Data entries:
-*-
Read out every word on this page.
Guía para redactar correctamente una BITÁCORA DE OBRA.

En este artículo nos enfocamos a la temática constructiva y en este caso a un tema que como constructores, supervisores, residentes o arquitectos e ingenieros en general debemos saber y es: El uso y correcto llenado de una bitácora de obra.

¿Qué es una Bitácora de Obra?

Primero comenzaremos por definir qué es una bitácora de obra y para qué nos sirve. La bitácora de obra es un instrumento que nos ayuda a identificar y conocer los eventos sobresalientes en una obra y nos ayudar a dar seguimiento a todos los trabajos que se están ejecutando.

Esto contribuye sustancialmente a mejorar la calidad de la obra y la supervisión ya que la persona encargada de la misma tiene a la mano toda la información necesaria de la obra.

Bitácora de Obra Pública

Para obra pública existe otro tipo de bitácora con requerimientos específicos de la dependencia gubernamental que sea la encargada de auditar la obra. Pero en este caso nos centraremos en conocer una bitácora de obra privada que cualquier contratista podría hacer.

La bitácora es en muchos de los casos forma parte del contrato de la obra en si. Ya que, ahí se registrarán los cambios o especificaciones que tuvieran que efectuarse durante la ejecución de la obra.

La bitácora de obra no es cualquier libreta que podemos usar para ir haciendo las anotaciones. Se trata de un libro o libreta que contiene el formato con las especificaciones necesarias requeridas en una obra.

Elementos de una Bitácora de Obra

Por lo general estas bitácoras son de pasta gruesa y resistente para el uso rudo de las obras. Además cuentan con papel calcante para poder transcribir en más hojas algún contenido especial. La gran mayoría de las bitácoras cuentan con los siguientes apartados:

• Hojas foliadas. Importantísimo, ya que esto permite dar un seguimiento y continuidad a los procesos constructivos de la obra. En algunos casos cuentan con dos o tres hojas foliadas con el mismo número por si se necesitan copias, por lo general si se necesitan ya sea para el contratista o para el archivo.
-*-
Exercise: Copy every line of the listing containing the string "cuentan".

Exercise solution:
Por lo general estas bitácoras son de pasta gruesa y resistente para el uso rudo de las obras. Además cuentan con papel calcante para poder transcribir en más hojas algún contenido especial. La gran mayoría de las bitácoras cuentan con los siguientes apartados:
• Hojas foliadas. Importantísimo, ya que esto permite dar un seguimiento y continuidad a los procesos constructivos de la obra. En algunos casos cuentan con dos o tres hojas foliadas con el mismo número por si se necesitan copias, por lo general si se necesitan ya sea para el contratista o para el archivo.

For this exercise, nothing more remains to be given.